===== Texto del ejercicio

Apago el cigarrillo, una página
más, el crepitante sonido de una hoja de periódico dominical pasada
con urgencia, buscando trabajo, y yo aquí, en un mundo del cual
jamás oí hablar.
Hoy
sólo soy una mujer en
busca de patria que reside agradablemente sola a orillas del
Mediterráneo, en la ciudad de Barcelona. Mis pulmones asmáticos me
odian pero mis manos adoran su piel, la tinta y el papel.
Mi vida es una espera
constante donde se entremezclan las casualidades generadas por los
demás y mis disparatadas decisiones.

==========

## Tu tarea
Según el texto del ejercicio, ¿en qué ciudad vive la narradora? Los registros provienen de otra fuente.

===== Extractos de registros

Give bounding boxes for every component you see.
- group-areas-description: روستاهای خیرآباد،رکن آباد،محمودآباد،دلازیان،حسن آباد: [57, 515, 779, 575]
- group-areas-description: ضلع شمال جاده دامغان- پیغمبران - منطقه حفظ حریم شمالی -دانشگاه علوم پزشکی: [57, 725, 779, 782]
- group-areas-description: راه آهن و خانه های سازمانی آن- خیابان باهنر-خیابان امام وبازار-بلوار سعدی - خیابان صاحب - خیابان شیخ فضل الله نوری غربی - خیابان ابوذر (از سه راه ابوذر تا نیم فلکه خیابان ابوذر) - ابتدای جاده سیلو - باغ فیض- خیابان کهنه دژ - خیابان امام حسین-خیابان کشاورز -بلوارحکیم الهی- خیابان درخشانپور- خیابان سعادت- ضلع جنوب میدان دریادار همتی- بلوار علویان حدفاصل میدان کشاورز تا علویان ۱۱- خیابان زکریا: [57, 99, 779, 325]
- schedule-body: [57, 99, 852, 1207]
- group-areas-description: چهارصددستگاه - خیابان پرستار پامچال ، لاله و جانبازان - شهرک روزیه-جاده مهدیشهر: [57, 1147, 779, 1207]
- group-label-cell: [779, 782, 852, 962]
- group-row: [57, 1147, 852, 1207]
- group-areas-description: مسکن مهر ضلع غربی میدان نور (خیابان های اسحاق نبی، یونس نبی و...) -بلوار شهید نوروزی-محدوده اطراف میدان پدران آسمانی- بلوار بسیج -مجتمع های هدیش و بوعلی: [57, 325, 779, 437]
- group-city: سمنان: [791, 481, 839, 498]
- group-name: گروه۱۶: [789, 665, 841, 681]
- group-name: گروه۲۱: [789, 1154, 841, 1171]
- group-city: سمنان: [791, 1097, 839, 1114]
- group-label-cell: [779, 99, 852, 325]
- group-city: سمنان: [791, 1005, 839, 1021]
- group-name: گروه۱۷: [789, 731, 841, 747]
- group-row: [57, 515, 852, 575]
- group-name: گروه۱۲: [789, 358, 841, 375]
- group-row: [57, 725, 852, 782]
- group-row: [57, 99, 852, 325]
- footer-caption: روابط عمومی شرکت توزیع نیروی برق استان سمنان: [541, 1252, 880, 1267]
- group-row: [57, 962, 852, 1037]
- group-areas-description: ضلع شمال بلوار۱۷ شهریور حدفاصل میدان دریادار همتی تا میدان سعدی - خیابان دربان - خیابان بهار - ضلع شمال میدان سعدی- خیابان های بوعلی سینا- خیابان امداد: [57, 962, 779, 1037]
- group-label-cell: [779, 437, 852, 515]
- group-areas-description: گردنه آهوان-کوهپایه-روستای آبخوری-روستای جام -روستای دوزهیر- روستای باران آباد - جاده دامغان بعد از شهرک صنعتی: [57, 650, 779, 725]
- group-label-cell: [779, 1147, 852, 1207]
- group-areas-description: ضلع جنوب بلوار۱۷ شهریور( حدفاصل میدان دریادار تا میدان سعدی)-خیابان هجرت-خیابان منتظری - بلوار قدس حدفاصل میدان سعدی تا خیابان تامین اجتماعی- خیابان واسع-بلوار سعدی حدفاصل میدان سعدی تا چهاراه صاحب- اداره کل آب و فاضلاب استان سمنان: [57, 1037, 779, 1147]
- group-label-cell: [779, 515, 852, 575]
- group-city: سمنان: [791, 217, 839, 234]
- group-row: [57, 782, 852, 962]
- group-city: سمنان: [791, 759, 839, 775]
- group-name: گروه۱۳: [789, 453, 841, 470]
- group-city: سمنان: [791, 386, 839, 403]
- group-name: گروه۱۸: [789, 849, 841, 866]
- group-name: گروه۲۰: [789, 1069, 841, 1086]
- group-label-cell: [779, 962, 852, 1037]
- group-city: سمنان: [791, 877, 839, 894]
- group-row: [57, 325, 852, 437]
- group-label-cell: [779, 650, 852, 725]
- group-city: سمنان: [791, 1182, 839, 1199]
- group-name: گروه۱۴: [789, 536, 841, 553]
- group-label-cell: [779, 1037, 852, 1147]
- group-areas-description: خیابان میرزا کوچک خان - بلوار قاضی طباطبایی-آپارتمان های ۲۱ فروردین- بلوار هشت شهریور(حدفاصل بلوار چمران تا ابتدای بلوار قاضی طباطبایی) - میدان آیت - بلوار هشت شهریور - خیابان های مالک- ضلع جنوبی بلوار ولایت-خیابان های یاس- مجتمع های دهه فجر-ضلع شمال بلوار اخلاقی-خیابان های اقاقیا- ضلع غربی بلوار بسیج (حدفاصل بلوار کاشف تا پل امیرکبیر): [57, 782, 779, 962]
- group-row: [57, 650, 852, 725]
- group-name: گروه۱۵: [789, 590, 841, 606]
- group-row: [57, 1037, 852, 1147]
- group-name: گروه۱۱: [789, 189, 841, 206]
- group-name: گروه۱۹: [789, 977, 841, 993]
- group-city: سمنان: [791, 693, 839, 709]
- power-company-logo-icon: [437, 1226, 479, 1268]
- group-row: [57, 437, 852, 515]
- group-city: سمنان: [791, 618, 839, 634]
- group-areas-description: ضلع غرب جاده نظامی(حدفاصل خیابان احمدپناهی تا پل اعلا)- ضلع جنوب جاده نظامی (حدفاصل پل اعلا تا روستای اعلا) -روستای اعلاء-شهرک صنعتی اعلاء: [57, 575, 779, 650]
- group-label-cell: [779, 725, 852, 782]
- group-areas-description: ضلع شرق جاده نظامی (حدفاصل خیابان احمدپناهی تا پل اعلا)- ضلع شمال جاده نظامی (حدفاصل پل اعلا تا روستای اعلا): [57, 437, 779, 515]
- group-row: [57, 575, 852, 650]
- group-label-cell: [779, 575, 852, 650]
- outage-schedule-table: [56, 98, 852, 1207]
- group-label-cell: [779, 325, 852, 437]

==========

## Solución del ejercicio
En Barcelona, a orillas del Mediterráneo.